RECORD LIST -
------------------------

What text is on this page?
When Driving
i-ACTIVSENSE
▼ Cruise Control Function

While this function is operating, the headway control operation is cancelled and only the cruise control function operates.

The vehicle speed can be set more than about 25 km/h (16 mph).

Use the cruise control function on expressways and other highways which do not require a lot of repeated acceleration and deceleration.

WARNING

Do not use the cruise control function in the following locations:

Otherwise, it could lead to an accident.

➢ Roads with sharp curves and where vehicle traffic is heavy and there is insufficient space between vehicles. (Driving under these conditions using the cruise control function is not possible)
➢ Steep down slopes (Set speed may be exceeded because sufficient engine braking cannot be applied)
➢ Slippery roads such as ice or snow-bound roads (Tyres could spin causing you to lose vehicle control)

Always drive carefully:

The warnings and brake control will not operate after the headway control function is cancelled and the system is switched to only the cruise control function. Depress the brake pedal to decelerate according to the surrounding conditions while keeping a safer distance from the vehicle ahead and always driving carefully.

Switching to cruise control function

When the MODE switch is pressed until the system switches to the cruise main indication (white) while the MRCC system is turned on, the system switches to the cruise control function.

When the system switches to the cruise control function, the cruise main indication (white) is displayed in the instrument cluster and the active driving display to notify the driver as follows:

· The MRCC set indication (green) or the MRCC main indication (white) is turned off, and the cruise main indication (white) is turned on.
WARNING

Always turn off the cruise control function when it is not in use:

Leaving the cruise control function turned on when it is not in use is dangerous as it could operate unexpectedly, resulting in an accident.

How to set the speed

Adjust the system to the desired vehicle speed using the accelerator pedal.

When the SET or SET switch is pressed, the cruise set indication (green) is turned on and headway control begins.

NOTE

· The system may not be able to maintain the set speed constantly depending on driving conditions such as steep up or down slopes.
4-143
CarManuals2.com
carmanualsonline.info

------------------------

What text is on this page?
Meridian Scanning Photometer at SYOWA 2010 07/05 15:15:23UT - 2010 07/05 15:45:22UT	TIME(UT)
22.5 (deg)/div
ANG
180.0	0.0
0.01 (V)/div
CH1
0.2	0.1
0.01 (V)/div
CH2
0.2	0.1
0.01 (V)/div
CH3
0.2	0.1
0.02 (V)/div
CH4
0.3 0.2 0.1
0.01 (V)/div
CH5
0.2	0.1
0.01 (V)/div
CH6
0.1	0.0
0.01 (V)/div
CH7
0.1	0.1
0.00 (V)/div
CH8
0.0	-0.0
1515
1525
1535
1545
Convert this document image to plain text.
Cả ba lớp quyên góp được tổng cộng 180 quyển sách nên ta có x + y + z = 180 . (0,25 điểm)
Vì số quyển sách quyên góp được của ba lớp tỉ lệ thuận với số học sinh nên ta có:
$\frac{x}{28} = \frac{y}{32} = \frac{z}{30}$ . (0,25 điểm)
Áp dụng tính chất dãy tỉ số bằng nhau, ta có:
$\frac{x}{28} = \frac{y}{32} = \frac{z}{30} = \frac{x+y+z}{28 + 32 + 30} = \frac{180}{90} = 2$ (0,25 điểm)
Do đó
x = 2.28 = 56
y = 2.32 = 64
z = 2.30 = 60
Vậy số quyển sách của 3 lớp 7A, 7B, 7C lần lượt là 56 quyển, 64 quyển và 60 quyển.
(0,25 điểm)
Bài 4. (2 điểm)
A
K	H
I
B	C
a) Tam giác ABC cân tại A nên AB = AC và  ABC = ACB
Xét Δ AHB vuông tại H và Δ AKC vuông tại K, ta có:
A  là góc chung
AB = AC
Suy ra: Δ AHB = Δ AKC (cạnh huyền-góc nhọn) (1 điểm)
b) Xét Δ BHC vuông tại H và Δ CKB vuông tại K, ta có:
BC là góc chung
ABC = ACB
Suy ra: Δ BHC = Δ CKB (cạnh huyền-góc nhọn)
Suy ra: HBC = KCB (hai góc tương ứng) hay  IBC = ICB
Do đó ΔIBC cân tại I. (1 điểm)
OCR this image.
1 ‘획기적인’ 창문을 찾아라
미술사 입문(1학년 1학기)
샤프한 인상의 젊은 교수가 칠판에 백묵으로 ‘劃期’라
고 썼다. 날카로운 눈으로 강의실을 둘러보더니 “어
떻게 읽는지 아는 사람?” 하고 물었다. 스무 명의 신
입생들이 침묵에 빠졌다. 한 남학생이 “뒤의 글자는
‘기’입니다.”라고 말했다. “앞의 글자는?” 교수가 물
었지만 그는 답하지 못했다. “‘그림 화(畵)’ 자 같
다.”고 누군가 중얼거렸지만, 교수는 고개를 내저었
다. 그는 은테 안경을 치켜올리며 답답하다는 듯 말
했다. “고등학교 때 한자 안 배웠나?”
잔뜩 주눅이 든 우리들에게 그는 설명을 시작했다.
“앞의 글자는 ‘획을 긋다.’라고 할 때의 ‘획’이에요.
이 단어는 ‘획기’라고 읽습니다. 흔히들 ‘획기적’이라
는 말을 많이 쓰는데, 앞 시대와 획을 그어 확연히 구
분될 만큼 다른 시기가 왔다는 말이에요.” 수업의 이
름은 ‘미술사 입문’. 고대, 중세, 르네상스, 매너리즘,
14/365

------------------------

GOAL - Say how many lines in the listing above include "switches". Give nothing but the number.

OUTPUT BELOW - 2